(Figure data in JSON)
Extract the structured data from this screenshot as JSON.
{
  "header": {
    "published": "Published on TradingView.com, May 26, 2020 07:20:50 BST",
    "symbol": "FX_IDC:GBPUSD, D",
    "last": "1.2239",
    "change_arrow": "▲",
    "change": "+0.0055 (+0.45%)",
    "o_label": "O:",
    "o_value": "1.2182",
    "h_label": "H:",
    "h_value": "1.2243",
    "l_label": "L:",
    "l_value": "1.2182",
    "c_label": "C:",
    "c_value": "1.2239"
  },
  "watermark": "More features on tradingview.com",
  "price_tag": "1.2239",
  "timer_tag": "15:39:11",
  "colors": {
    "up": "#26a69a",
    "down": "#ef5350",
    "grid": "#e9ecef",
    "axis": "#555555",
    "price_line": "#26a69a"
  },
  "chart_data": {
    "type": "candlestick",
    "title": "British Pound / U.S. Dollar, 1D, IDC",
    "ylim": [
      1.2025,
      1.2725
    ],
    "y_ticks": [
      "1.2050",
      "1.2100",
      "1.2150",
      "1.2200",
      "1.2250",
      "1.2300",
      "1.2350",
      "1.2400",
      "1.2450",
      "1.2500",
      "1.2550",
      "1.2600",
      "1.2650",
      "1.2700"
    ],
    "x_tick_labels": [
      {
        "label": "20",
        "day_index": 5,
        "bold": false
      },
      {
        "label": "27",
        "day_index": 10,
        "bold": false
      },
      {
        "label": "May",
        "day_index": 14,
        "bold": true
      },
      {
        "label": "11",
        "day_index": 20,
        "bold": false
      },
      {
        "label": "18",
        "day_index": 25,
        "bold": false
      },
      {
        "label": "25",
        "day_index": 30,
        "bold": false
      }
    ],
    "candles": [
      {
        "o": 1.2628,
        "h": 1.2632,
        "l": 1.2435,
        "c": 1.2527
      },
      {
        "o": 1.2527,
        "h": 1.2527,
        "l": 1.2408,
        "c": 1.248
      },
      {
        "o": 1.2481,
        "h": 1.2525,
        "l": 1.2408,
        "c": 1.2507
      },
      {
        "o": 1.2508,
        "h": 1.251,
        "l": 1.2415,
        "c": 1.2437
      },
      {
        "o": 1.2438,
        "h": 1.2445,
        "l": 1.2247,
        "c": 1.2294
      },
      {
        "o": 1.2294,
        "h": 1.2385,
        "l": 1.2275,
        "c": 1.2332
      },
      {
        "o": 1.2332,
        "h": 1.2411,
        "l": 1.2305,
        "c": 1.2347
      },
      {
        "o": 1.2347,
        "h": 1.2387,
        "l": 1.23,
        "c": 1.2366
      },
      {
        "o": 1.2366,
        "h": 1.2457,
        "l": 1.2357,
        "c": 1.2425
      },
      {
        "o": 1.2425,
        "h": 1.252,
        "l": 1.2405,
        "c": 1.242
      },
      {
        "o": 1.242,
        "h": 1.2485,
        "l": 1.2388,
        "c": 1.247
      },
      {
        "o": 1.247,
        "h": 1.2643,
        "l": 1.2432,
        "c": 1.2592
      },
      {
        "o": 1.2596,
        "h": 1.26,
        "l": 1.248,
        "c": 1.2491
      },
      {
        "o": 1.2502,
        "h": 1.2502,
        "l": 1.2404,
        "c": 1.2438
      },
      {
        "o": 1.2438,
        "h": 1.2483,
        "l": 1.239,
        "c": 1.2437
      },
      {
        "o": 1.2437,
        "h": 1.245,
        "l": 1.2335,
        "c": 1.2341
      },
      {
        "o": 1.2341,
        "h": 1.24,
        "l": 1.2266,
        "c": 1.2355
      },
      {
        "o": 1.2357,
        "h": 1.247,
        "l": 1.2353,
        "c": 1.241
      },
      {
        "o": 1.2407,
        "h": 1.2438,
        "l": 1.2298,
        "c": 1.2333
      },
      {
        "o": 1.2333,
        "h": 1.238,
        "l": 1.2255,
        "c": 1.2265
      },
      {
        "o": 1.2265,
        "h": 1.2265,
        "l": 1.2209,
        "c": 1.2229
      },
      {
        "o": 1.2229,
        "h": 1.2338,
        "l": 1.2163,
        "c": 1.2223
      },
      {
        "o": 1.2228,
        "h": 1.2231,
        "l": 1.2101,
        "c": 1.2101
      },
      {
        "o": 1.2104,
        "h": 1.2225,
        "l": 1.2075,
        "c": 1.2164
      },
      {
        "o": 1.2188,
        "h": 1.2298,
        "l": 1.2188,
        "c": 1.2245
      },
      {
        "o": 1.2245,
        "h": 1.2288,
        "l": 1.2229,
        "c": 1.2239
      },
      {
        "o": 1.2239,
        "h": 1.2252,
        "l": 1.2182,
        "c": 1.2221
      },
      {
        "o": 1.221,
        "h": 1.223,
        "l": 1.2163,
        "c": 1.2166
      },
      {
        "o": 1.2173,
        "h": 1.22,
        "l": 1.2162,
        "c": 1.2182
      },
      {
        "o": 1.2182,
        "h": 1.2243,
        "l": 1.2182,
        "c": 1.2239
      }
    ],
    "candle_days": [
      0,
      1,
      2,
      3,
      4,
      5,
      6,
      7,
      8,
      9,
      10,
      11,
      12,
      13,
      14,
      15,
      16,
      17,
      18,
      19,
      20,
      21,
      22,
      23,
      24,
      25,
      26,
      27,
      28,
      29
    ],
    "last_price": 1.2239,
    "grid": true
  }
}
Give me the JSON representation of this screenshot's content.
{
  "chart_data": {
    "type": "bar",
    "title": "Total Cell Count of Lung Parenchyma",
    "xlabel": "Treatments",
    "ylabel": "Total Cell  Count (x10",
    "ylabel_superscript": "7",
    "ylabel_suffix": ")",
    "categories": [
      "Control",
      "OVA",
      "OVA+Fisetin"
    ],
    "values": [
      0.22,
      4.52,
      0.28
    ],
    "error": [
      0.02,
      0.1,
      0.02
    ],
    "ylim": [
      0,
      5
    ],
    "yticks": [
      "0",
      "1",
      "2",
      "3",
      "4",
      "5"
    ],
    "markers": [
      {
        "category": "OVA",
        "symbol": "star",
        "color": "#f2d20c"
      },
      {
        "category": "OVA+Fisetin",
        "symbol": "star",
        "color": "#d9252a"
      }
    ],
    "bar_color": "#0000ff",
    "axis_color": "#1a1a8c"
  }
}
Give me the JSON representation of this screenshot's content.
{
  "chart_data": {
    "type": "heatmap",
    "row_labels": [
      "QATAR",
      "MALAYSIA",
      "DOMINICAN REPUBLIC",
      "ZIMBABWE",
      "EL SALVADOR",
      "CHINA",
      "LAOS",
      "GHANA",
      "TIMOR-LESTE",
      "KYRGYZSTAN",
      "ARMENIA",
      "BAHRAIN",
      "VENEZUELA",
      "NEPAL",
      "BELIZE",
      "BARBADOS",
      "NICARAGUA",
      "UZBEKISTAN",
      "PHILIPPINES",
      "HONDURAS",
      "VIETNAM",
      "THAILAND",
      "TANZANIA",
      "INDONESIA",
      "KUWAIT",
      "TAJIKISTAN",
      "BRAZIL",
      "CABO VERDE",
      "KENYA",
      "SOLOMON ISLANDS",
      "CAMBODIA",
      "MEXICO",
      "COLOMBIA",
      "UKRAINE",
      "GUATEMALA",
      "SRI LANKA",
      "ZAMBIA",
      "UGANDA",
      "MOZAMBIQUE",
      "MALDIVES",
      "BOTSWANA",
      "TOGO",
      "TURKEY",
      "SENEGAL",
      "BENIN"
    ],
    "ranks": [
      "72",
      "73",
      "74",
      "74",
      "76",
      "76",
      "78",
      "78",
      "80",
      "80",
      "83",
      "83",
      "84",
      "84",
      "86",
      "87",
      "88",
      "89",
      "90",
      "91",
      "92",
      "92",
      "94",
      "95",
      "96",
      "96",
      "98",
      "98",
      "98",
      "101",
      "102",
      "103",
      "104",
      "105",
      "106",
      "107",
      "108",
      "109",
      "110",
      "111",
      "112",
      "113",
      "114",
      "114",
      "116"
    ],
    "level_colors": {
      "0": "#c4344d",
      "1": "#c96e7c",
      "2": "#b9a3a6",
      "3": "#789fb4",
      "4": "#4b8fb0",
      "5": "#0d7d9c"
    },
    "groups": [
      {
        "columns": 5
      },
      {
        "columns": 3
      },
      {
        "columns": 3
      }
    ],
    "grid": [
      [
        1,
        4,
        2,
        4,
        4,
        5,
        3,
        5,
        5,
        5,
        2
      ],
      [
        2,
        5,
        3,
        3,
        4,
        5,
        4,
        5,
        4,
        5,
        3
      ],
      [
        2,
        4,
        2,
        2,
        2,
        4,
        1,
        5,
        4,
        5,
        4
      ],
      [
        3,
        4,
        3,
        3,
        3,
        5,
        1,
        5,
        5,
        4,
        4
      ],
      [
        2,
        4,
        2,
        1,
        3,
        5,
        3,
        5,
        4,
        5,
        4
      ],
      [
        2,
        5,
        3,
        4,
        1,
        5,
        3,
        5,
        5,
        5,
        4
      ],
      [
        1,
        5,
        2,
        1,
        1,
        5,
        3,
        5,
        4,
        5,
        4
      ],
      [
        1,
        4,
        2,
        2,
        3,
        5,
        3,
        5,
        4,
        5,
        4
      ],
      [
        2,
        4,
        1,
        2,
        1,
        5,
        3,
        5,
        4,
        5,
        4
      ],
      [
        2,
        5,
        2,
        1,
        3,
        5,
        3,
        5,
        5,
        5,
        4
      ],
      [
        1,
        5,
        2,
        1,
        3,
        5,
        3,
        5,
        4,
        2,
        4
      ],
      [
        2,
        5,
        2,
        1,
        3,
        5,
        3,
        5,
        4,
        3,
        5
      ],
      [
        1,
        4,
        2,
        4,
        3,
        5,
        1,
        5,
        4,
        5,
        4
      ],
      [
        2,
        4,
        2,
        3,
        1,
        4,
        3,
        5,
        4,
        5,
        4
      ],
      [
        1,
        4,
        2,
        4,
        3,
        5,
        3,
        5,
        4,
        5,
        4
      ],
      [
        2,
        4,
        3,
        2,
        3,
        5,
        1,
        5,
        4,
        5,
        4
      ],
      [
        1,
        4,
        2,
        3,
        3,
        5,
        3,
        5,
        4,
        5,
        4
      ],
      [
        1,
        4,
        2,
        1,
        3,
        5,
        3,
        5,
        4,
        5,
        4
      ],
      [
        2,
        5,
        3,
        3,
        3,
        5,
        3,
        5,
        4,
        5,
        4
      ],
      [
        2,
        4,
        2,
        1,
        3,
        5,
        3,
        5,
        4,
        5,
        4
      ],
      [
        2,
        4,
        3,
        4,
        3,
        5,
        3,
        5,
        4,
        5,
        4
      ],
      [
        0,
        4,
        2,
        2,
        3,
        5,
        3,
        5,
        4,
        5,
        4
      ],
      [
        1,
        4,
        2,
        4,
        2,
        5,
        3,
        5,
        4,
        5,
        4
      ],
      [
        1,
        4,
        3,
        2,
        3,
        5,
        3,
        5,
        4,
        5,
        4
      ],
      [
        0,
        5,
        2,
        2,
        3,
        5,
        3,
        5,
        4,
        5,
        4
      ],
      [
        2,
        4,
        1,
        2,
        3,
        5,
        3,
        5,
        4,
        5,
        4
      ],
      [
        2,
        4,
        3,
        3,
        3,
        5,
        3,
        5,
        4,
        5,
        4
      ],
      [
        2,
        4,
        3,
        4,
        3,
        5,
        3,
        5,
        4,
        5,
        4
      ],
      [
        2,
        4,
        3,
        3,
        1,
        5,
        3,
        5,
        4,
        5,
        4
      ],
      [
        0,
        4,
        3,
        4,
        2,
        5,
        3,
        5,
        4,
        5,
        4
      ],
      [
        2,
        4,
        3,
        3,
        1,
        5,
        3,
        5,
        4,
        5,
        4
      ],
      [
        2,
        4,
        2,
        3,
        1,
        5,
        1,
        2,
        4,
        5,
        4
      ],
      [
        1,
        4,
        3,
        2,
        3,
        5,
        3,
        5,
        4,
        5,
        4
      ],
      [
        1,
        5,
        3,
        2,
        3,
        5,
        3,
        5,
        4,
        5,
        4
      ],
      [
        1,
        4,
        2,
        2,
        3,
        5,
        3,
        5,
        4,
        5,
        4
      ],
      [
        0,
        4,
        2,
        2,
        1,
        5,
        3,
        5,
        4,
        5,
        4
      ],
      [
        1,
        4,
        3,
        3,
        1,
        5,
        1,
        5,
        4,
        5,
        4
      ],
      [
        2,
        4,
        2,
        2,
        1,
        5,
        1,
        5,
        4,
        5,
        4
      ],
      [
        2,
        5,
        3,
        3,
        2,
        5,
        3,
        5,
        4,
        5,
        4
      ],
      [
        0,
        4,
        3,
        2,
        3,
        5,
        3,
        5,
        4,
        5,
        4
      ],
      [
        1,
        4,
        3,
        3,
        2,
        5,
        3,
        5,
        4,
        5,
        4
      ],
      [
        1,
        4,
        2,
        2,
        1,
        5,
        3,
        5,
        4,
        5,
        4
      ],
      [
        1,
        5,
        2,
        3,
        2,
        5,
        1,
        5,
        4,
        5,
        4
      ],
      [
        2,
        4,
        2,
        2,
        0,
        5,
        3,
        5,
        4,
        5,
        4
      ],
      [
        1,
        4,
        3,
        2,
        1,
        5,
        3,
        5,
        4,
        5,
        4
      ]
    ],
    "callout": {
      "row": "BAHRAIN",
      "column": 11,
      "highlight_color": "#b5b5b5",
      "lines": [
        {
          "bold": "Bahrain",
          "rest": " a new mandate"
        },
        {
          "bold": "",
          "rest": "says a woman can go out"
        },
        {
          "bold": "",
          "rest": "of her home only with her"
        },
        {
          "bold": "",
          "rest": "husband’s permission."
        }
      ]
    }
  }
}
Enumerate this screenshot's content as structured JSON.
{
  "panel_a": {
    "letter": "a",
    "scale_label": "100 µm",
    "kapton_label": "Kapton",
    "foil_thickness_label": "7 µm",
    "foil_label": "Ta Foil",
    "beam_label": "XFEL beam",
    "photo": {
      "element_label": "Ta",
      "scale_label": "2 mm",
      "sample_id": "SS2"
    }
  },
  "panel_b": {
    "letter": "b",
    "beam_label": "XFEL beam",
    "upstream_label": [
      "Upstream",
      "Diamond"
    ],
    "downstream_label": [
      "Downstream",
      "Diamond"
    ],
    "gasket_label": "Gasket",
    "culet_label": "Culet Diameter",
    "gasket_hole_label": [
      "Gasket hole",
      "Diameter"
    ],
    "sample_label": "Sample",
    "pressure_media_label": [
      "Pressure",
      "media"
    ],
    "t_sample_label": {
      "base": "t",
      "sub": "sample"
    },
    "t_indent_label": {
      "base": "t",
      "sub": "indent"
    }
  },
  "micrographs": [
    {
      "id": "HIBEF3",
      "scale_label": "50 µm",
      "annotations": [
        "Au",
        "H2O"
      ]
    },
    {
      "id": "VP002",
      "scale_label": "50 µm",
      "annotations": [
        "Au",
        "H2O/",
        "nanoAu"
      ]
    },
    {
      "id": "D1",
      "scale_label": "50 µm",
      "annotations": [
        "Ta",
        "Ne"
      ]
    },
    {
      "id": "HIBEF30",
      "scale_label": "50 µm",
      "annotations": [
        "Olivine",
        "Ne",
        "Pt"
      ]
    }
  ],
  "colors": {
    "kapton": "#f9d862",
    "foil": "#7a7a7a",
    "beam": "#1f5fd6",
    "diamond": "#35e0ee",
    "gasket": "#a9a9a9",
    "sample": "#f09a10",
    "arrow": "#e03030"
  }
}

Brief => In the entries above, find each line with the word "screenshot" and copy it.

Answer to the task =>
Extract the structured data from this screenshot as JSON.
Give me the JSON representation of this screenshot's content.
Give me the JSON representation of this screenshot's content.
Enumerate this screenshot's content as structured JSON.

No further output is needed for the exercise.